■ WHAT IS NEEDED ■
Exclude pictures; retype the lines below from the line containing "Read this page and output its text content." through the end of the records, both ends kept.

[Stored records]
-- Begin --

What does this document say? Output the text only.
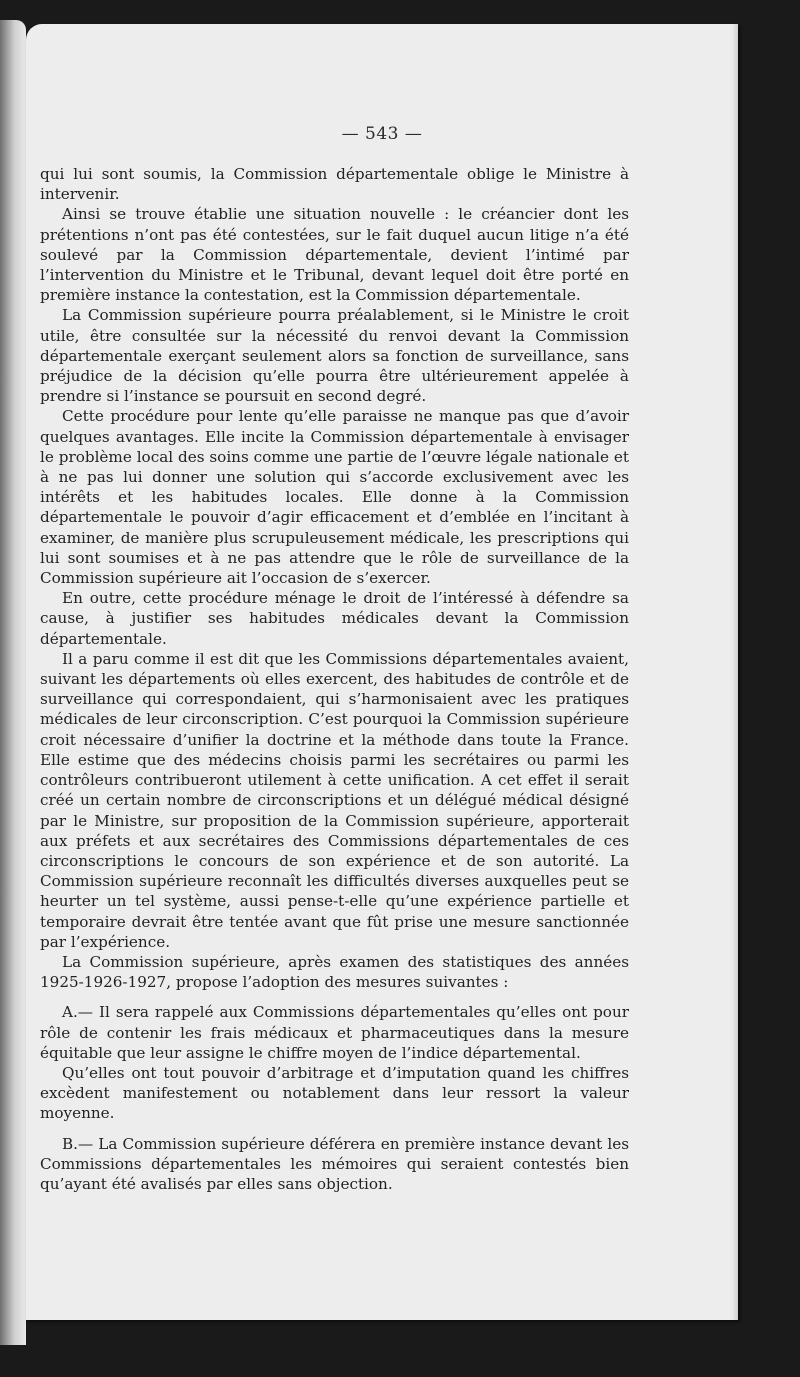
— 543 —

qui lui sont soumis, la Commission départementale oblige le Ministre à intervenir.

Ainsi se trouve établie une situation nouvelle : le créancier dont les prétentions n’ont pas été contestées, sur le fait duquel aucun litige n’a été soulevé par la Commission départementale, devient l’intimé par l’intervention du Ministre et le Tribunal, devant lequel doit être porté en première instance la contestation, est la Commission départementale.

La Commission supérieure pourra préalablement, si le Ministre le croit utile, être consultée sur la nécessité du renvoi devant la Commission départementale exerçant seulement alors sa fonction de surveillance, sans préjudice de la décision qu’elle pourra être ultérieurement appelée à prendre si l’instance se poursuit en second degré.

Cette procédure pour lente qu’elle paraisse ne manque pas que d’avoir quelques avantages. Elle incite la Commission départementale à envisager le problème local des soins comme une partie de l’œuvre légale nationale et à ne pas lui donner une solution qui s’accorde exclusivement avec les intérêts et les habitudes locales. Elle donne à la Commission départementale le pouvoir d’agir efficacement et d’emblée en l’incitant à examiner, de manière plus scrupuleusement médicale, les prescriptions qui lui sont soumises et à ne pas attendre que le rôle de surveillance de la Commission supérieure ait l’occasion de s’exercer.

En outre, cette procédure ménage le droit de l’intéressé à défendre sa cause, à justifier ses habitudes médicales devant la Commission départementale.

Il a paru comme il est dit que les Commissions départementales avaient, suivant les départements où elles exercent, des habitudes de contrôle et de surveillance qui correspondaient, qui s’harmonisaient avec les pratiques médicales de leur circonscription. C’est pourquoi la Commission supérieure croit nécessaire d’unifier la doctrine et la méthode dans toute la France. Elle estime que des médecins choisis parmi les secrétaires ou parmi les contrôleurs contribueront utilement à cette unification. A cet effet il serait créé un certain nombre de circonscriptions et un délégué médical désigné par le Ministre, sur proposition de la Commission supérieure, apporterait aux préfets et aux secrétaires des Commissions départementales de ces circonscriptions le concours de son expérience et de son autorité. La Commission supérieure reconnaît les difficultés diverses auxquelles peut se heurter un tel système, aussi pense-t-elle qu’une expérience partielle et temporaire devrait être tentée avant que fût prise une mesure sanctionnée par l’expérience.

La Commission supérieure, après examen des statistiques des années 1925-1926-1927, propose l’adoption des mesures suivantes :

A.— Il sera rappelé aux Commissions départementales qu’elles ont pour rôle de contenir les frais médicaux et pharmaceutiques dans la mesure équitable que leur assigne le chiffre moyen de l’indice départemental.

Qu’elles ont tout pouvoir d’arbitrage et d’imputation quand les chiffres excèdent manifestement ou notablement dans leur ressort la valeur moyenne.

B.— La Commission supérieure déférera en première instance devant les Commissions départementales les mémoires qui seraient contestés bien qu’ayant été avalisés par elles sans objection.
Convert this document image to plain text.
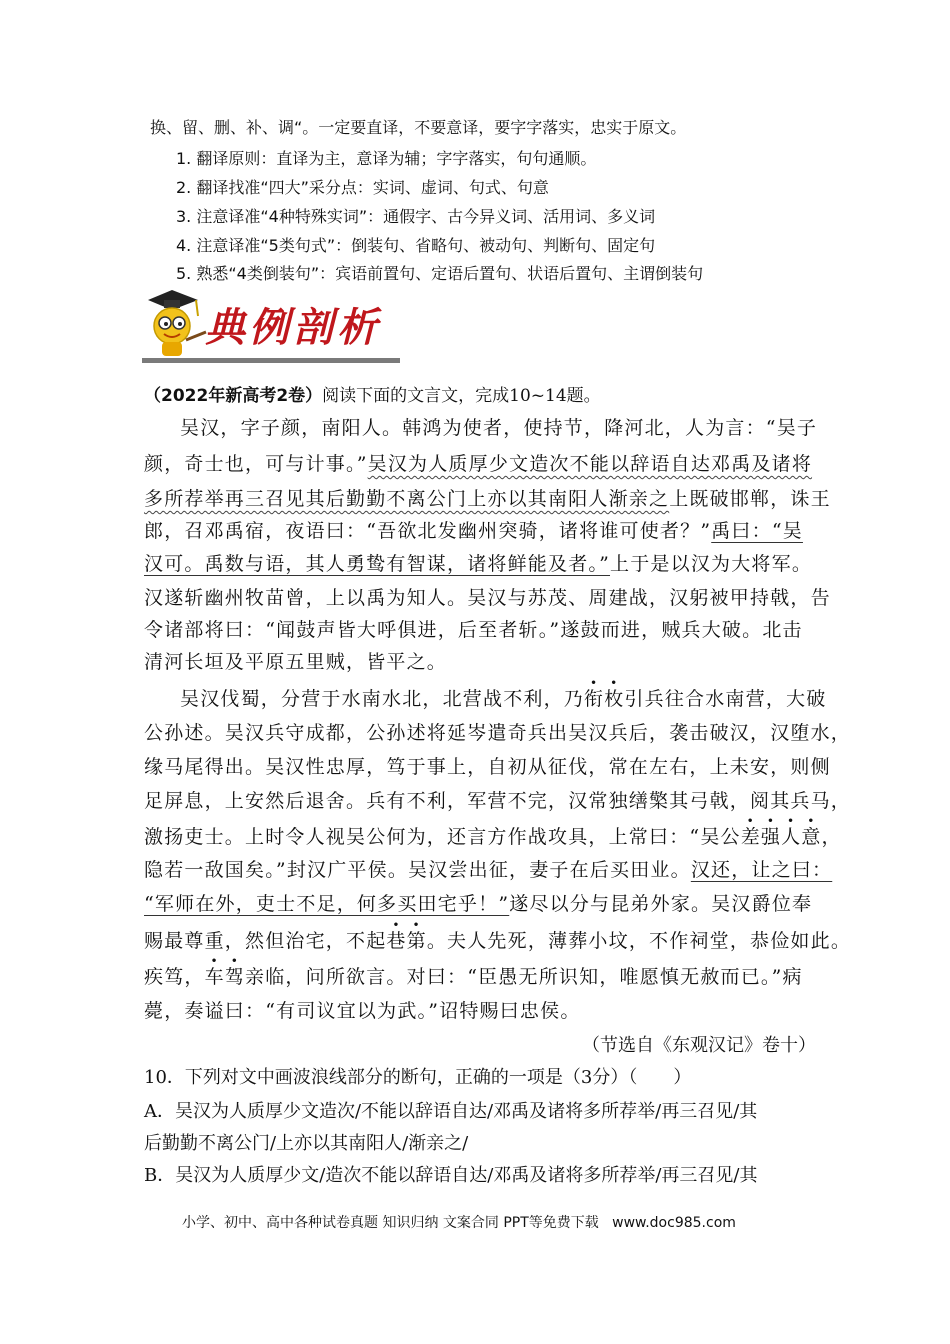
换、留、删、补、调“。一定要直译，不要意译，要字字落实，忠实于原文。
1. 翻译原则：直译为主，意译为辅；字字落实，句句通顺。
2. 翻译找准“四大”采分点：实词、虚词、句式、句意
3. 注意译准“4种特殊实词”：通假字、古今异义词、活用词、多义词
4. 注意译准“5类句式”：倒装句、省略句、被动句、判断句、固定句
5. 熟悉“4类倒装句”：宾语前置句、定语后置句、状语后置句、主谓倒装句
典例剖析
（2022年新高考2卷）阅读下面的文言文，完成10~14题。
吴汉，字子颜，南阳人。韩鸿为使者，使持节，降河北，人为言：“吴子
颜，奇士也，可与计事。”吴汉为人质厚少文造次不能以辞语自达邓禹及诸将
多所荐举再三召见其后勤勤不离公门上亦以其南阳人渐亲之上既破邯郸，诛王
郎，召邓禹宿，夜语曰：“吾欲北发幽州突骑，诸将谁可使者？”禹曰：“吴
汉可。禹数与语，其人勇鸷有智谋，诸将鲜能及者。”上于是以汉为大将军。
汉遂斩幽州牧苗曾，上以禹为知人。吴汉与苏茂、周建战，汉躬被甲持戟，告
令诸部将曰：“闻鼓声皆大呼俱进，后至者斩。”遂鼓而进，贼兵大破。北击
清河长垣及平原五里贼，皆平之。
吴汉伐蜀，分营于水南水北，北营战不利，乃衔枚引兵往合水南营，大破
公孙述。吴汉兵守成都，公孙述将延岑遣奇兵出吴汉兵后，袭击破汉，汉堕水，
缘马尾得出。吴汉性忠厚，笃于事上，自初从征伐，常在左右，上未安，则侧
足屏息，上安然后退舍。兵有不利，军营不完，汉常独缮檠其弓戟，阅其兵马，
激扬吏士。上时令人视吴公何为，还言方作战攻具，上常曰：“吴公差强人意，
隐若一敌国矣。”封汉广平侯。吴汉尝出征，妻子在后买田业。汉还，让之曰：
“军师在外，吏士不足，何多买田宅乎！”遂尽以分与昆弟外家。吴汉爵位奉
赐最尊重，然但治宅，不起巷第。夫人先死，薄葬小坟，不作祠堂，恭俭如此。
疾笃，车驾亲临，问所欲言。对曰：“臣愚无所识知，唯愿慎无赦而已。”病
薨，奏谥曰：“有司议宜以为武。”诏特赐曰忠侯。
（节选自《东观汉记》卷十）
10．下列对文中画波浪线部分的断句，正确的一项是（3分）（　　）
A．吴汉为人质厚少文造次/不能以辞语自达/邓禹及诸将多所荐举/再三召见/其
后勤勤不离公门/上亦以其南阳人/渐亲之/
B．吴汉为人质厚少文/造次不能以辞语自达/邓禹及诸将多所荐举/再三召见/其
小学、初中、高中各种试卷真题 知识归纳 文案合同 PPT等免费下载 www.doc985.com
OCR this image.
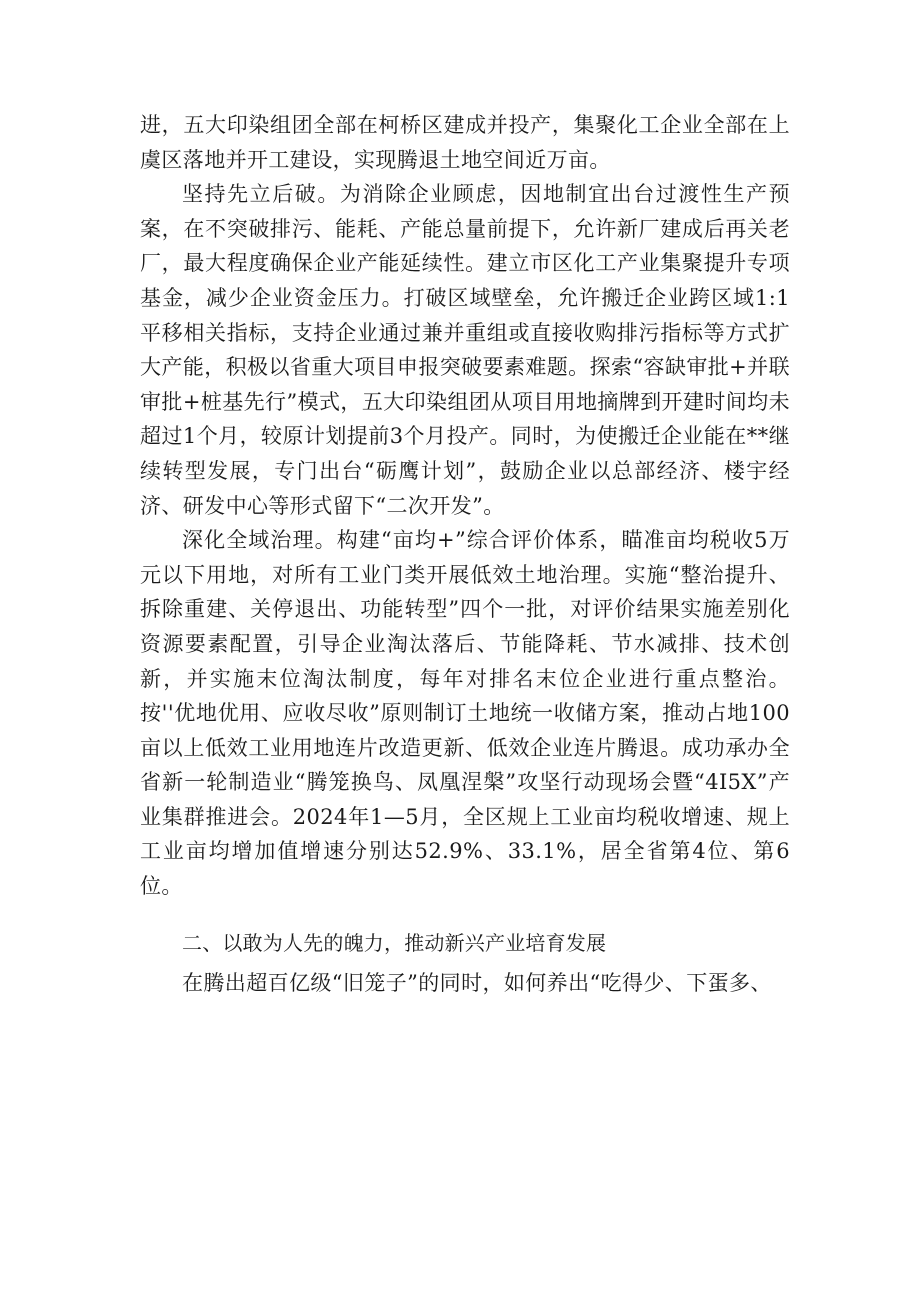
进，五大印染组团全部在柯桥区建成并投产，集聚化工企业全部在上虞区落地并开工建设，实现腾退土地空间近万亩。

坚持先立后破。为消除企业顾虑，因地制宜出台过渡性生产预案，在不突破排污、能耗、产能总量前提下，允许新厂建成后再关老厂，最大程度确保企业产能延续性。建立市区化工产业集聚提升专项基金，减少企业资金压力。打破区域壁垒，允许搬迁企业跨区域1:1平移相关指标，支持企业通过兼并重组或直接收购排污指标等方式扩大产能，积极以省重大项目申报突破要素难题。探索“容缺审批+并联审批+桩基先行”模式，五大印染组团从项目用地摘牌到开建时间均未超过1个月，较原计划提前3个月投产。同时，为使搬迁企业能在**继续转型发展，专门出台“砺鹰计划”，鼓励企业以总部经济、楼宇经济、研发中心等形式留下“二次开发”。

深化全域治理。构建“亩均+”综合评价体系，瞄准亩均税收5万元以下用地，对所有工业门类开展低效土地治理。实施“整治提升、拆除重建、关停退出、功能转型”四个一批，对评价结果实施差别化资源要素配置，引导企业淘汰落后、节能降耗、节水减排、技术创新，并实施末位淘汰制度，每年对排名末位企业进行重点整治。按''优地优用、应收尽收”原则制订土地统一收储方案，推动占地100亩以上低效工业用地连片改造更新、低效企业连片腾退。成功承办全省新一轮制造业“腾笼换鸟、凤凰涅槃”攻坚行动现场会暨“4I5X”产业集群推进会。2024年1—5月，全区规上工业亩均税收增速、规上工业亩均增加值增速分别达52.9%、33.1%，居全省第4位、第6位。

二、以敢为人先的魄力，推动新兴产业培育发展

在腾出超百亿级“旧笼子”的同时，如何养出“吃得少、下蛋多、
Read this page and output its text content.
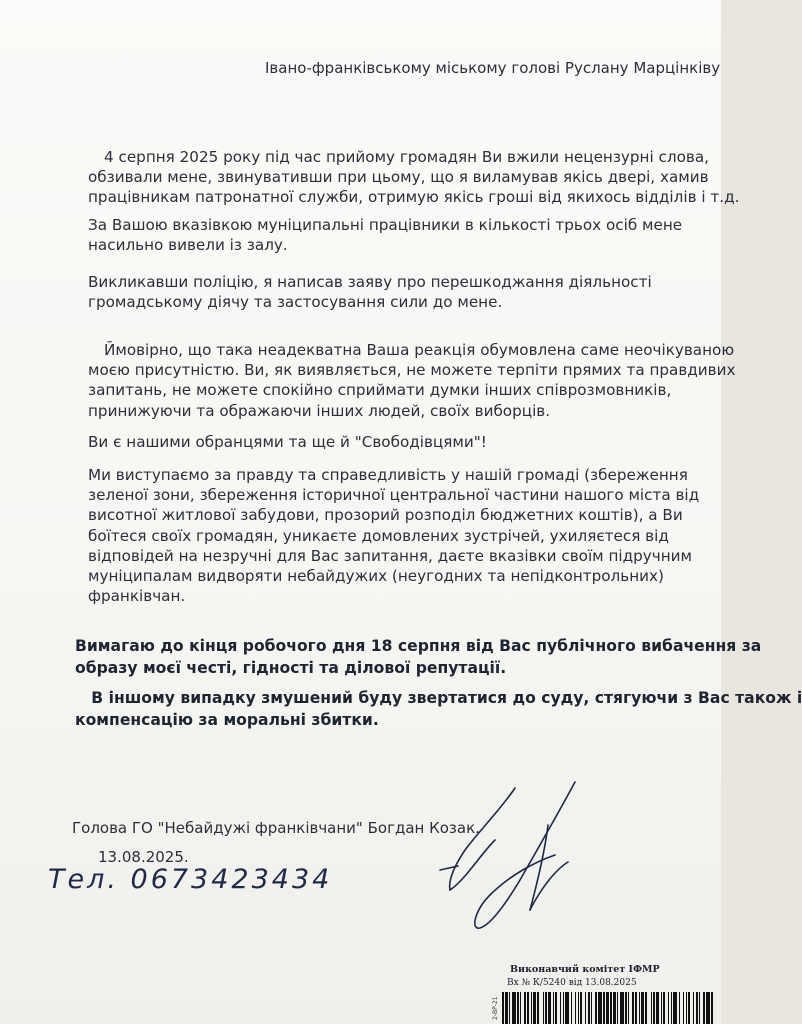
Івано-франківському міському голові Руслану Марцінківу
4 серпня 2025 року під час прийому громадян Ви вжили нецензурні слова,
обзивали мене, звинувативши при цьому, що я виламував якісь двері, хамив
працівникам патронатної служби, отримую якісь гроші від якихось відділів і т.д.
За Вашою вказівкою муніципальні працівники в кількості трьох осіб мене
насильно вивели із залу.
Викликавши поліцію, я написав заяву про перешкоджання діяльності
громадському діячу та застосування сили до мене.
Ймовірно, що така неадекватна Ваша реакція обумовлена саме неочікуваною
моєю присутністю. Ви, як виявляється, не можете терпіти прямих та правдивих
запитань, не можете спокійно сприймати думки інших співрозмовників,
принижуючи та ображаючи інших людей, своїх виборців.
Ви є нашими обранцями та ще й "Свободівцями"!
Ми виступаємо за правду та справедливість у нашій громаді (збереження
зеленої зони, збереження історичної центральної частини нашого міста від
висотної житлової забудови, прозорий розподіл бюджетних коштів), а Ви
боїтеся своїх громадян, уникаєте домовлених зустрічей, ухиляєтеся від
відповідей на незручні для Вас запитання, даєте вказівки своїм підручним
муніципалам видворяти небайдужих (неугодних та непідконтрольних)
франківчан.
Вимагаю до кінця робочого дня 18 серпня від Вас публічного вибачення за
образу моєї честі, гідності та ділової репутації.
В іншому випадку змушений буду звертатися до суду, стягуючи з Вас також і
компенсацію за моральні збитки.
Голова ГО "Небайдужі франківчани" Богдан Козак.
13.08.2025.
Тел. 0673423434
Виконавчий комітет ІФМР
Вх № К/5240 від 13.08.2025
2-ВР-21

-- End --

■ OUTPUT OF THE EXERCISE ■
Read this page and output its text content.
Івано-франківському міському голові Руслану Марцінківу
4 серпня 2025 року під час прийому громадян Ви вжили нецензурні слова,
обзивали мене, звинувативши при цьому, що я виламував якісь двері, хамив
працівникам патронатної служби, отримую якісь гроші від якихось відділів і т.д.
За Вашою вказівкою муніципальні працівники в кількості трьох осіб мене
насильно вивели із залу.
Викликавши поліцію, я написав заяву про перешкоджання діяльності
громадському діячу та застосування сили до мене.
Ймовірно, що така неадекватна Ваша реакція обумовлена саме неочікуваною
моєю присутністю. Ви, як виявляється, не можете терпіти прямих та правдивих
запитань, не можете спокійно сприймати думки інших співрозмовників,
принижуючи та ображаючи інших людей, своїх виборців.
Ви є нашими обранцями та ще й "Свободівцями"!
Ми виступаємо за правду та справедливість у нашій громаді (збереження
зеленої зони, збереження історичної центральної частини нашого міста від
висотної житлової забудови, прозорий розподіл бюджетних коштів), а Ви
боїтеся своїх громадян, уникаєте домовлених зустрічей, ухиляєтеся від
відповідей на незручні для Вас запитання, даєте вказівки своїм підручним
муніципалам видворяти небайдужих (неугодних та непідконтрольних)
франківчан.
Вимагаю до кінця робочого дня 18 серпня від Вас публічного вибачення за
образу моєї честі, гідності та ділової репутації.
В іншому випадку змушений буду звертатися до суду, стягуючи з Вас також і
компенсацію за моральні збитки.
Голова ГО "Небайдужі франківчани" Богдан Козак.
13.08.2025.
Тел. 0673423434
Виконавчий комітет ІФМР
Вх № К/5240 від 13.08.2025
2-ВР-21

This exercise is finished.